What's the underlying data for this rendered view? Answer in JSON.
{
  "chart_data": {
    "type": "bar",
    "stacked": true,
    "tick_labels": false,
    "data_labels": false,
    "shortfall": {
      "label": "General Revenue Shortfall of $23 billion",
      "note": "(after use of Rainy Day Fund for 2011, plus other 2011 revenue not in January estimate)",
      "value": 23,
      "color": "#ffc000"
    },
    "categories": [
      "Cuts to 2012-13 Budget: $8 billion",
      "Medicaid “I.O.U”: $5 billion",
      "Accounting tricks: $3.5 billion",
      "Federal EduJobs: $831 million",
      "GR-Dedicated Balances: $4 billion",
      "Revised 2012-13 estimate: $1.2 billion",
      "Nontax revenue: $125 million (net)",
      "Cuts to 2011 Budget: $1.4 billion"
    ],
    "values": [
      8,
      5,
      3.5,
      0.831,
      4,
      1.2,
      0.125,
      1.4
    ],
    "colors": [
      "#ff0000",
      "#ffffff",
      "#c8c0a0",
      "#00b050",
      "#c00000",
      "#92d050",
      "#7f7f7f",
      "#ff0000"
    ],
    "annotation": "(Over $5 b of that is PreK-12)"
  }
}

YOUR GOAL: Reproduce the entries above exactly.

REPLY:
What's the underlying data for this rendered view? Answer in JSON.
{
  "chart_data": {
    "type": "bar",
    "stacked": true,
    "tick_labels": false,
    "data_labels": false,
    "shortfall": {
      "label": "General Revenue Shortfall of $23 billion",
      "note": "(after use of Rainy Day Fund for 2011, plus other 2011 revenue not in January estimate)",
      "value": 23,
      "color": "#ffc000"
    },
    "categories": [
      "Cuts to 2012-13 Budget: $8 billion",
      "Medicaid “I.O.U”: $5 billion",
      "Accounting tricks: $3.5 billion",
      "Federal EduJobs: $831 million",
      "GR-Dedicated Balances: $4 billion",
      "Revised 2012-13 estimate: $1.2 billion",
      "Nontax revenue: $125 million (net)",
      "Cuts to 2011 Budget: $1.4 billion"
    ],
    "values": [
      8,
      5,
      3.5,
      0.831,
      4,
      1.2,
      0.125,
      1.4
    ],
    "colors": [
      "#ff0000",
      "#ffffff",
      "#c8c0a0",
      "#00b050",
      "#c00000",
      "#92d050",
      "#7f7f7f",
      "#ff0000"
    ],
    "annotation": "(Over $5 b of that is PreK-12)"
  }
}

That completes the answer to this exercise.